### WHAT IS REQUIRED
Look below for the line with "Give me the", then repeat it and all lines after it, exactly, minus any pictures.

Extracts from a graphics dataset
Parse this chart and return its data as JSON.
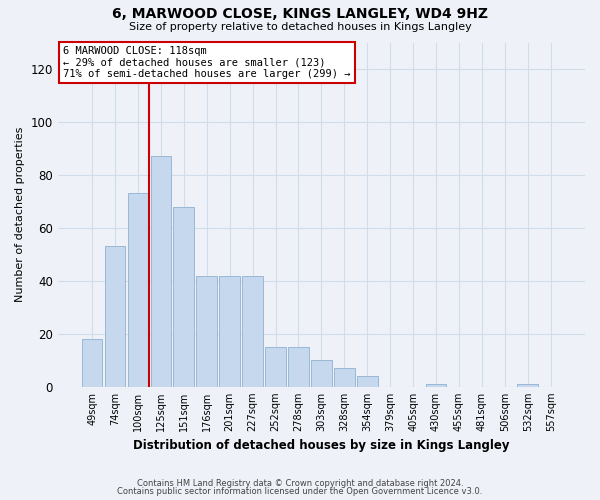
{
  "title": "6, MARWOOD CLOSE, KINGS LANGLEY, WD4 9HZ",
  "subtitle": "Size of property relative to detached houses in Kings Langley",
  "xlabel": "Distribution of detached houses by size in Kings Langley",
  "ylabel": "Number of detached properties",
  "footnote1": "Contains HM Land Registry data © Crown copyright and database right 2024.",
  "footnote2": "Contains public sector information licensed under the Open Government Licence v3.0.",
  "bar_labels": [
    "49sqm",
    "74sqm",
    "100sqm",
    "125sqm",
    "151sqm",
    "176sqm",
    "201sqm",
    "227sqm",
    "252sqm",
    "278sqm",
    "303sqm",
    "328sqm",
    "354sqm",
    "379sqm",
    "405sqm",
    "430sqm",
    "455sqm",
    "481sqm",
    "506sqm",
    "532sqm",
    "557sqm"
  ],
  "bar_values": [
    18,
    53,
    73,
    87,
    68,
    42,
    42,
    42,
    15,
    15,
    10,
    7,
    4,
    0,
    0,
    1,
    0,
    0,
    0,
    1,
    0
  ],
  "bar_color": "#c5d8ed",
  "bar_edge_color": "#9ab8d4",
  "ylim": [
    0,
    130
  ],
  "yticks": [
    0,
    20,
    40,
    60,
    80,
    100,
    120
  ],
  "line_x_index": 2.5,
  "annotation_text1": "6 MARWOOD CLOSE: 118sqm",
  "annotation_text2": "← 29% of detached houses are smaller (123)",
  "annotation_text3": "71% of semi-detached houses are larger (299) →",
  "annotation_box_facecolor": "#ffffff",
  "annotation_box_edgecolor": "#cc0000",
  "line_color": "#cc0000",
  "bg_color": "#eef2f8",
  "grid_color": "#d0dcea"
}
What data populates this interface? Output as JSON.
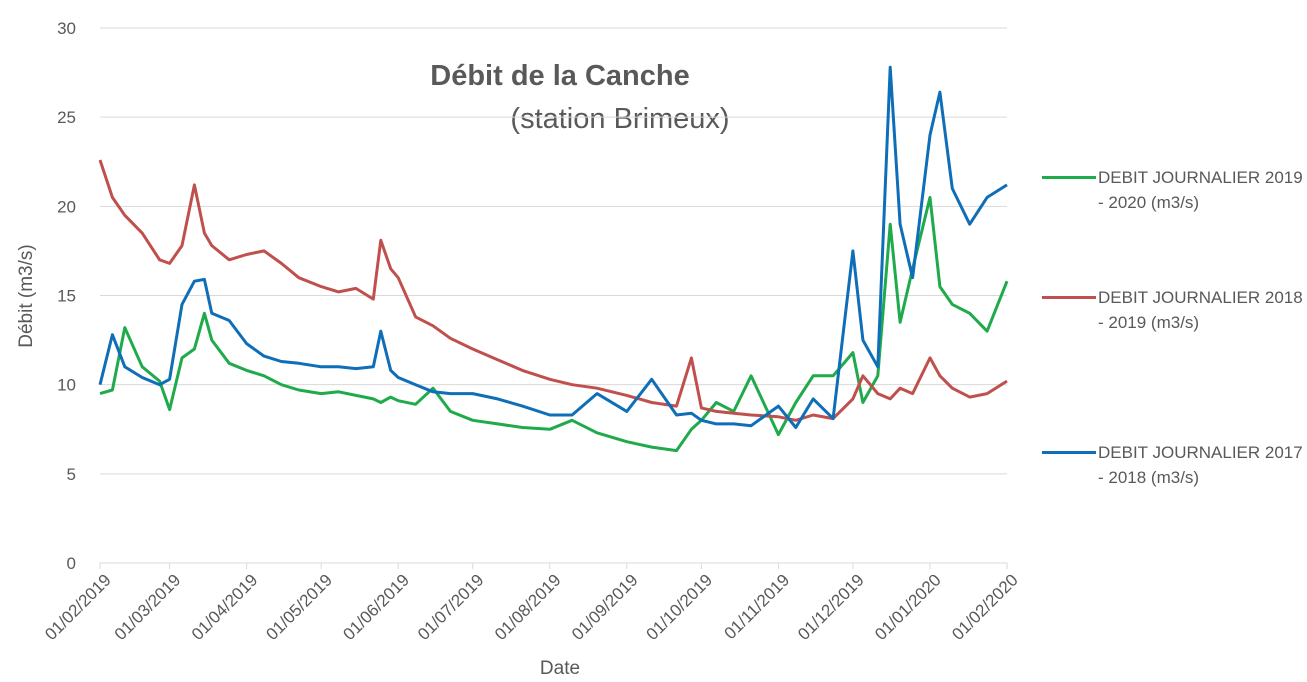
{
  "chart_data": {
    "type": "line",
    "title": "Débit de la Canche",
    "subtitle": "(station Brimeux)",
    "x_label": "Date",
    "y_label": "Débit (m3/s)",
    "x": [
      "01/02/2019",
      "06/02/2019",
      "11/02/2019",
      "18/02/2019",
      "25/02/2019",
      "01/03/2019",
      "06/03/2019",
      "11/03/2019",
      "15/03/2019",
      "18/03/2019",
      "25/03/2019",
      "01/04/2019",
      "08/04/2019",
      "15/04/2019",
      "22/04/2019",
      "01/05/2019",
      "08/05/2019",
      "15/05/2019",
      "22/05/2019",
      "25/05/2019",
      "29/05/2019",
      "01/06/2019",
      "08/06/2019",
      "15/06/2019",
      "22/06/2019",
      "01/07/2019",
      "11/07/2019",
      "21/07/2019",
      "01/08/2019",
      "10/08/2019",
      "20/08/2019",
      "01/09/2019",
      "11/09/2019",
      "21/09/2019",
      "27/09/2019",
      "01/10/2019",
      "07/10/2019",
      "14/10/2019",
      "21/10/2019",
      "01/11/2019",
      "08/11/2019",
      "15/11/2019",
      "23/11/2019",
      "01/12/2019",
      "05/12/2019",
      "11/12/2019",
      "16/12/2019",
      "20/12/2019",
      "25/12/2019",
      "01/01/2020",
      "05/01/2020",
      "10/01/2020",
      "17/01/2020",
      "24/01/2020",
      "01/02/2020"
    ],
    "series": [
      {
        "name": "DEBIT JOURNALIER 2019 - 2020 (m3/s)",
        "color": "#1faa4b",
        "values": [
          9.5,
          9.7,
          13.2,
          11,
          10.2,
          8.6,
          11.5,
          12,
          14,
          12.5,
          11.2,
          10.8,
          10.5,
          10,
          9.7,
          9.5,
          9.6,
          9.4,
          9.2,
          9.0,
          9.3,
          9.1,
          8.9,
          9.8,
          8.5,
          8,
          7.8,
          7.6,
          7.5,
          8.0,
          7.3,
          6.8,
          6.5,
          6.3,
          7.5,
          8,
          9,
          8.5,
          10.5,
          7.2,
          9,
          10.5,
          10.5,
          11.8,
          9,
          10.5,
          19,
          13.5,
          16.5,
          20.5,
          15.5,
          14.5,
          14,
          13,
          15.8
        ]
      },
      {
        "name": "DEBIT JOURNALIER 2018 - 2019 (m3/s)",
        "color": "#c0504d",
        "values": [
          22.6,
          20.5,
          19.5,
          18.5,
          17,
          16.8,
          17.8,
          21.2,
          18.5,
          17.8,
          17,
          17.3,
          17.5,
          16.8,
          16,
          15.5,
          15.2,
          15.4,
          14.8,
          18.1,
          16.5,
          16,
          13.8,
          13.3,
          12.6,
          12,
          11.4,
          10.8,
          10.3,
          10,
          9.8,
          9.4,
          9,
          8.8,
          11.5,
          8.7,
          8.5,
          8.4,
          8.3,
          8.2,
          8.0,
          8.3,
          8.1,
          9.2,
          10.5,
          9.5,
          9.2,
          9.8,
          9.5,
          11.5,
          10.5,
          9.8,
          9.3,
          9.5,
          10.2
        ]
      },
      {
        "name": "DEBIT JOURNALIER 2017 - 2018 (m3/s)",
        "color": "#0e6eb8",
        "values": [
          10.0,
          12.8,
          11,
          10.4,
          10.0,
          10.3,
          14.5,
          15.8,
          15.9,
          14,
          13.6,
          12.3,
          11.6,
          11.3,
          11.2,
          11,
          11,
          10.9,
          11,
          13,
          10.8,
          10.4,
          10,
          9.6,
          9.5,
          9.5,
          9.2,
          8.8,
          8.3,
          8.3,
          9.5,
          8.5,
          10.3,
          8.3,
          8.4,
          8,
          7.8,
          7.8,
          7.7,
          8.8,
          7.6,
          9.2,
          8.1,
          17.5,
          12.5,
          11,
          27.8,
          19,
          16,
          24,
          26.4,
          21,
          19,
          20.5,
          21.2
        ]
      }
    ],
    "xlim": [
      "01/02/2019",
      "01/02/2020"
    ],
    "xticks": [
      "01/02/2019",
      "01/03/2019",
      "01/04/2019",
      "01/05/2019",
      "01/06/2019",
      "01/07/2019",
      "01/08/2019",
      "01/09/2019",
      "01/10/2019",
      "01/11/2019",
      "01/12/2019",
      "01/01/2020",
      "01/02/2020"
    ],
    "ylim": [
      0,
      30
    ],
    "yticks": [
      0,
      5,
      10,
      15,
      20,
      25,
      30
    ],
    "grid": true,
    "legend": "right"
  }
}
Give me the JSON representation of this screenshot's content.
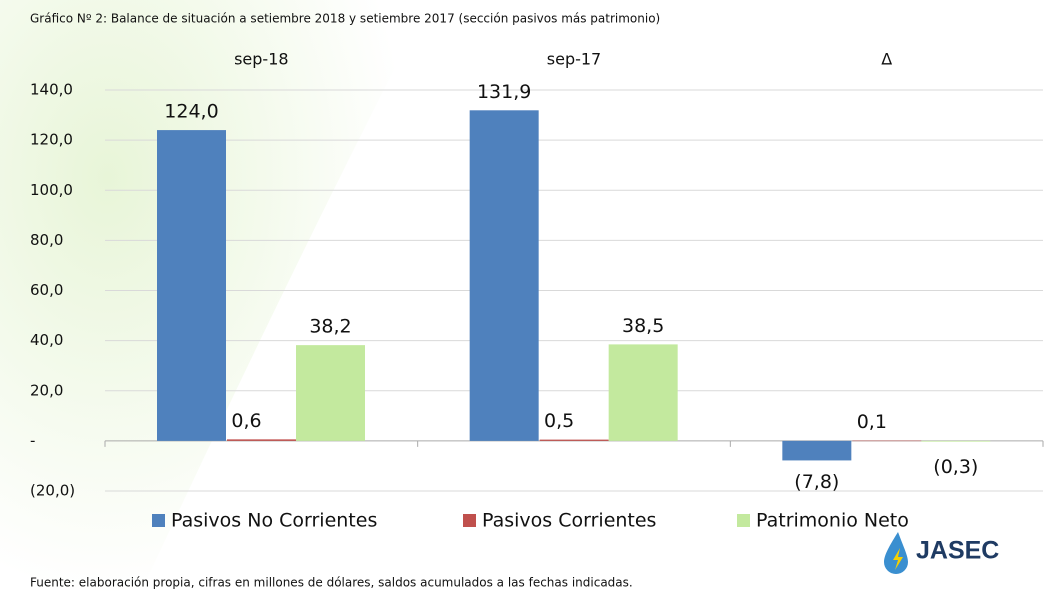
{
  "chart_data": {
    "type": "bar",
    "title": "Gráfico Nº 2: Balance de situación a setiembre 2018 y setiembre 2017  (sección pasivos más patrimonio)",
    "categories": [
      "sep-18",
      "sep-17",
      "Δ"
    ],
    "series": [
      {
        "name": "Pasivos No Corrientes",
        "color": "#4f81bd",
        "values": [
          124.0,
          131.9,
          -7.8
        ],
        "value_labels": [
          "124,0",
          "131,9",
          "(7,8)"
        ]
      },
      {
        "name": "Pasivos Corrientes",
        "color": "#c0504d",
        "values": [
          0.6,
          0.5,
          0.1
        ],
        "value_labels": [
          "0,6",
          "0,5",
          "0,1"
        ]
      },
      {
        "name": "Patrimonio Neto",
        "color": "#c3e99e",
        "values": [
          38.2,
          38.5,
          -0.3
        ],
        "value_labels": [
          "38,2",
          "38,5",
          "(0,3)"
        ]
      }
    ],
    "ylim": [
      -20,
      140
    ],
    "yticks": [
      {
        "value": -20,
        "label": "(20,0)"
      },
      {
        "value": 0,
        "label": "-"
      },
      {
        "value": 20,
        "label": "20,0"
      },
      {
        "value": 40,
        "label": "40,0"
      },
      {
        "value": 60,
        "label": "60,0"
      },
      {
        "value": 80,
        "label": "80,0"
      },
      {
        "value": 100,
        "label": "100,0"
      },
      {
        "value": 120,
        "label": "120,0"
      },
      {
        "value": 140,
        "label": "140,0"
      }
    ],
    "grid": true,
    "legend": "bottom",
    "footnote": "Fuente: elaboración propia, cifras en millones de dólares, saldos acumulados a las fechas indicadas.",
    "logo": "JASEC"
  }
}
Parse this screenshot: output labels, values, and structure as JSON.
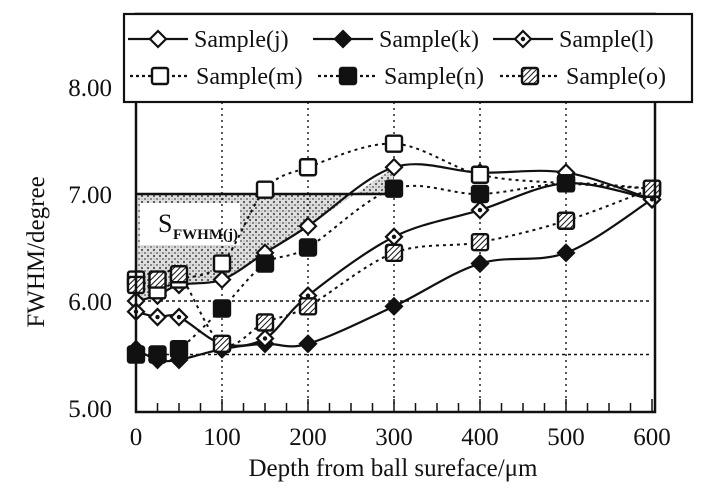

### ANSWER TO THE EXERCISE
Give me the JSON representation of this screenshot's content.
{
  "chart_data": {
    "type": "bar",
    "title": "Gráfico Nº 2: Balance de situación a setiembre 2018 y setiembre 2017  (sección pasivos más patrimonio)",
    "categories": [
      "sep-18",
      "sep-17",
      "Δ"
    ],
    "series": [
      {
        "name": "Pasivos No Corrientes",
        "color": "#4f81bd",
        "values": [
          124.0,
          131.9,
          -7.8
        ],
        "value_labels": [
          "124,0",
          "131,9",
          "(7,8)"
        ]
      },
      {
        "name": "Pasivos Corrientes",
        "color": "#c0504d",
        "values": [
          0.6,
          0.5,
          0.1
        ],
        "value_labels": [
          "0,6",
          "0,5",
          "0,1"
        ]
      },
      {
        "name": "Patrimonio Neto",
        "color": "#c3e99e",
        "values": [
          38.2,
          38.5,
          -0.3
        ],
        "value_labels": [
          "38,2",
          "38,5",
          "(0,3)"
        ]
      }
    ],
    "ylim": [
      -20,
      140
    ],
    "yticks": [
      {
        "value": -20,
        "label": "(20,0)"
      },
      {
        "value": 0,
        "label": "-"
      },
      {
        "value": 20,
        "label": "20,0"
      },
      {
        "value": 40,
        "label": "40,0"
      },
      {
        "value": 60,
        "label": "60,0"
      },
      {
        "value": 80,
        "label": "80,0"
      },
      {
        "value": 100,
        "label": "100,0"
      },
      {
        "value": 120,
        "label": "120,0"
      },
      {
        "value": 140,
        "label": "140,0"
      }
    ],
    "grid": true,
    "legend": "bottom",
    "footnote": "Fuente: elaboración propia, cifras en millones de dólares, saldos acumulados a las fechas indicadas.",
    "logo": "JASEC"
  }
}
Parse this screenshot: output labels, values, and structure as JSON.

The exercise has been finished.